Goal of the exercise:
Find the word "JSON" in the data. Return every line where it appears.

━━━━━━━━━━━━━━━━━━━━

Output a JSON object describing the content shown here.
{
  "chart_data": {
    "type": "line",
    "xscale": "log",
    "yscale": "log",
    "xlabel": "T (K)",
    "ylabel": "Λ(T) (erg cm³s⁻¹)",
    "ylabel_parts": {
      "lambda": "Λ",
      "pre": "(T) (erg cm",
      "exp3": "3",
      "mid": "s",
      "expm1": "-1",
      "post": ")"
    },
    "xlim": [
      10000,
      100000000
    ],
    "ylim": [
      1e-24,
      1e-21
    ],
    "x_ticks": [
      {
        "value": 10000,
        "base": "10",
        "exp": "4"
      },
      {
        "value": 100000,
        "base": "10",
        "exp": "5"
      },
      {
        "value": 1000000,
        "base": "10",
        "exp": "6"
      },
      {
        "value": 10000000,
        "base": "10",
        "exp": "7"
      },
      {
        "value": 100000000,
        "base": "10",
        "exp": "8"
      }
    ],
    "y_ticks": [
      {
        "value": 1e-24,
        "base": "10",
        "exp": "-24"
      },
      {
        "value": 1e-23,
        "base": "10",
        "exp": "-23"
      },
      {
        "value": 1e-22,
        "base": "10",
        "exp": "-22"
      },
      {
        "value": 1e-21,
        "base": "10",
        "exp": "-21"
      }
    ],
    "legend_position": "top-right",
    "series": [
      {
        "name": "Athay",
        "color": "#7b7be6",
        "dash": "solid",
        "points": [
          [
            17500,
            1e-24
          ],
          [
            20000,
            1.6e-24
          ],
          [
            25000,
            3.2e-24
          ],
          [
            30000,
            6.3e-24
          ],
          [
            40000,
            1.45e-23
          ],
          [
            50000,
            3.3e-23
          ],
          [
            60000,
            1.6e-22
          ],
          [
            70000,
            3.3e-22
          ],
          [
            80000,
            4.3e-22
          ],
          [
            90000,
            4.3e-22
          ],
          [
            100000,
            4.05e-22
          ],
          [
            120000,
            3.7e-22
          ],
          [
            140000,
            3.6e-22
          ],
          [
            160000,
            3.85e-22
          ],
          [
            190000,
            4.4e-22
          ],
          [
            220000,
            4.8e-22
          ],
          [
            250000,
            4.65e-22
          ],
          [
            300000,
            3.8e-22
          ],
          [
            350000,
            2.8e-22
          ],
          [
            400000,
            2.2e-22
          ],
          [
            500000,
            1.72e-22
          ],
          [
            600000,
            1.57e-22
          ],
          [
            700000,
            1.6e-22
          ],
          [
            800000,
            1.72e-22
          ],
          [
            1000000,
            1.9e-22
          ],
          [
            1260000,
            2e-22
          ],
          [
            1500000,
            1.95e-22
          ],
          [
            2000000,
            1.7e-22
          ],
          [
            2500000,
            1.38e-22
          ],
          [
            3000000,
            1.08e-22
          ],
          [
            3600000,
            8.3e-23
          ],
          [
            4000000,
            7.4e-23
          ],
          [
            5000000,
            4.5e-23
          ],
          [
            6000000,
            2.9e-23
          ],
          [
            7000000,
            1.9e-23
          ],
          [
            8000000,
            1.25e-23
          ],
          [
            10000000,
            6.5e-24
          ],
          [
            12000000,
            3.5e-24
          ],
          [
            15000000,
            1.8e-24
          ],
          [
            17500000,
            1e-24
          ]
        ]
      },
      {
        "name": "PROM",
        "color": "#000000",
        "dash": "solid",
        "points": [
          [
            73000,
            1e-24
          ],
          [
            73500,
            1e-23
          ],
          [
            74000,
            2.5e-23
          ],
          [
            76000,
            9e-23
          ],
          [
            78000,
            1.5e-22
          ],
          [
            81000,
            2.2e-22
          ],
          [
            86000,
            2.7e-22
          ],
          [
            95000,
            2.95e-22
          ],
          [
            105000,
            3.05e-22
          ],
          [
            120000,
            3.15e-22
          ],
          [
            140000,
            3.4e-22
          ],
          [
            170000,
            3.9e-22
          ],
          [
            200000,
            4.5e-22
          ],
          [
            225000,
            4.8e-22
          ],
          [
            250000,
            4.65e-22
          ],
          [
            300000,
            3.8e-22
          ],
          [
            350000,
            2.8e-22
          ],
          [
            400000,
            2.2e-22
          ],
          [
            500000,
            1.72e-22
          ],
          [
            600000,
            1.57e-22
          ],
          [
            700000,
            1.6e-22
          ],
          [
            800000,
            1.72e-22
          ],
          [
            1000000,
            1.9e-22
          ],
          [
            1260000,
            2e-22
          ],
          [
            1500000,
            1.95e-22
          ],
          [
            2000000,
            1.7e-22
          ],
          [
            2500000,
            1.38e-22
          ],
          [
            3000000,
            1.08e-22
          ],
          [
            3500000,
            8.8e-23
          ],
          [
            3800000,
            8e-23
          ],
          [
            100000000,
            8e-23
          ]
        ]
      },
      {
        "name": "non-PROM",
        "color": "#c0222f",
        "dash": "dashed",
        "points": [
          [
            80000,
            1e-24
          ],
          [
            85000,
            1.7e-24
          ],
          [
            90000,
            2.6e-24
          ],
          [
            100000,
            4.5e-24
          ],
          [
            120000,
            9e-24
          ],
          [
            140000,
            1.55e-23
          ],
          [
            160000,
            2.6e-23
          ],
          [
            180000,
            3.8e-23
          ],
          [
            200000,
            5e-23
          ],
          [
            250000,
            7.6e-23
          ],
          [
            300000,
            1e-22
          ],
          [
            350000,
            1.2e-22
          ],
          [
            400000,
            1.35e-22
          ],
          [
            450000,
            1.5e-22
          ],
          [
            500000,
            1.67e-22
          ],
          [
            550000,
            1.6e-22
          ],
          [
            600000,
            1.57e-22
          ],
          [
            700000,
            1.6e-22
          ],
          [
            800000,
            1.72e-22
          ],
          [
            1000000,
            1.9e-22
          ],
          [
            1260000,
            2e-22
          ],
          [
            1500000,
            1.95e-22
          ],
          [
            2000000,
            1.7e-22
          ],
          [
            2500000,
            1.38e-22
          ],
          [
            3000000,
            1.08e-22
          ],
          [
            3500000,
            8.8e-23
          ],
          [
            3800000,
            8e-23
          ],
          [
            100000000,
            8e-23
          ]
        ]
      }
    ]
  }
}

━━━━━━━━━━━━━━━━━━━━

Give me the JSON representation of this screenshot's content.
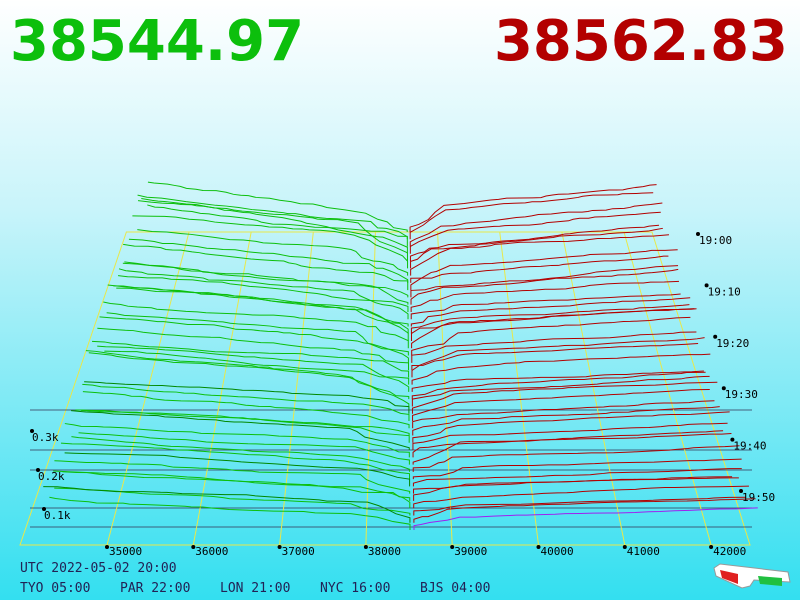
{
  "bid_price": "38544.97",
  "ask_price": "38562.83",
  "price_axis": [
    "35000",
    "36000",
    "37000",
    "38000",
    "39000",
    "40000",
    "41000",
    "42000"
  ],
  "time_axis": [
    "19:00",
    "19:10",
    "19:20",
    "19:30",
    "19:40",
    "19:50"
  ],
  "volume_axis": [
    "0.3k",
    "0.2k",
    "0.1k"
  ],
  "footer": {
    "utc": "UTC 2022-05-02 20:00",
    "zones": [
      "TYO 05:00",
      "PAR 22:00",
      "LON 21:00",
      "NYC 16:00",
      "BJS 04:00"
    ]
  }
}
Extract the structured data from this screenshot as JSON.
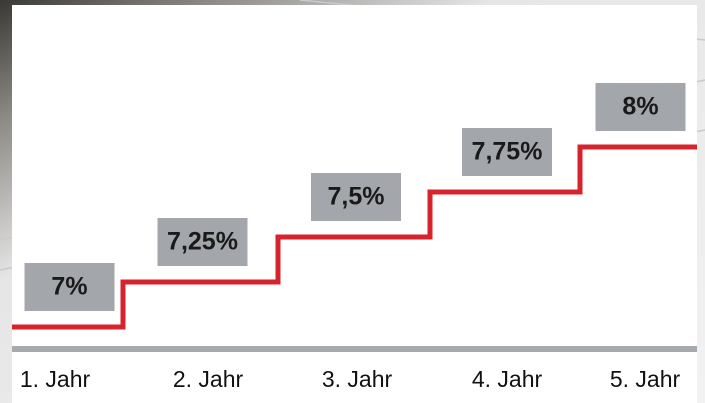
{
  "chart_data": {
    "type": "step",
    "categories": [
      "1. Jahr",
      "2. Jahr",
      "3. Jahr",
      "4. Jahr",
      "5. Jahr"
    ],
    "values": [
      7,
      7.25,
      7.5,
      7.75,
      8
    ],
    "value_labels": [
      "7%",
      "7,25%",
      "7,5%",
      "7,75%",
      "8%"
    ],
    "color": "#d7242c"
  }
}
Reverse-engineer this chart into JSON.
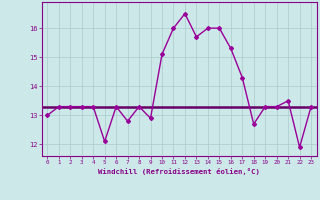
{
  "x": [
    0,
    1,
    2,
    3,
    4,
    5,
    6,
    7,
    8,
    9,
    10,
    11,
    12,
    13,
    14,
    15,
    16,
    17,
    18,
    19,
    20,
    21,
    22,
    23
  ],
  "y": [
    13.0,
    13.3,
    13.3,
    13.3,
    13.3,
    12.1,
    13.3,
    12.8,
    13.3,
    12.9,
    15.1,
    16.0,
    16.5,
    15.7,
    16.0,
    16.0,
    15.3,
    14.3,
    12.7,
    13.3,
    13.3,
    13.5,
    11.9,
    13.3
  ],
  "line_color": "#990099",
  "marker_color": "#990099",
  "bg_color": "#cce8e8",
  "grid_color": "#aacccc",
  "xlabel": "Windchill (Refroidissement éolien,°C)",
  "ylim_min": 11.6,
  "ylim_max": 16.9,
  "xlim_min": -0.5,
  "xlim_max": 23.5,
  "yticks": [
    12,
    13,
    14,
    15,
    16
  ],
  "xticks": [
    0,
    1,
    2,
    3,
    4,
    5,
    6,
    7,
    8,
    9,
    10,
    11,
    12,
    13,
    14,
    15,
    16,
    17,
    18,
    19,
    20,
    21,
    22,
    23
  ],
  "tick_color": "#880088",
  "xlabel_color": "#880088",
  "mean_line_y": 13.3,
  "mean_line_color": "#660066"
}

━━━━━━━━━━━━━━━━━━━━

Output of the exercise:
Output a JSON object describing the content shown here.
Give me the JSON representation of this screenshot's content.
Extract the structured data from this screenshot as JSON.
Reverse-engineer this chart into JSON.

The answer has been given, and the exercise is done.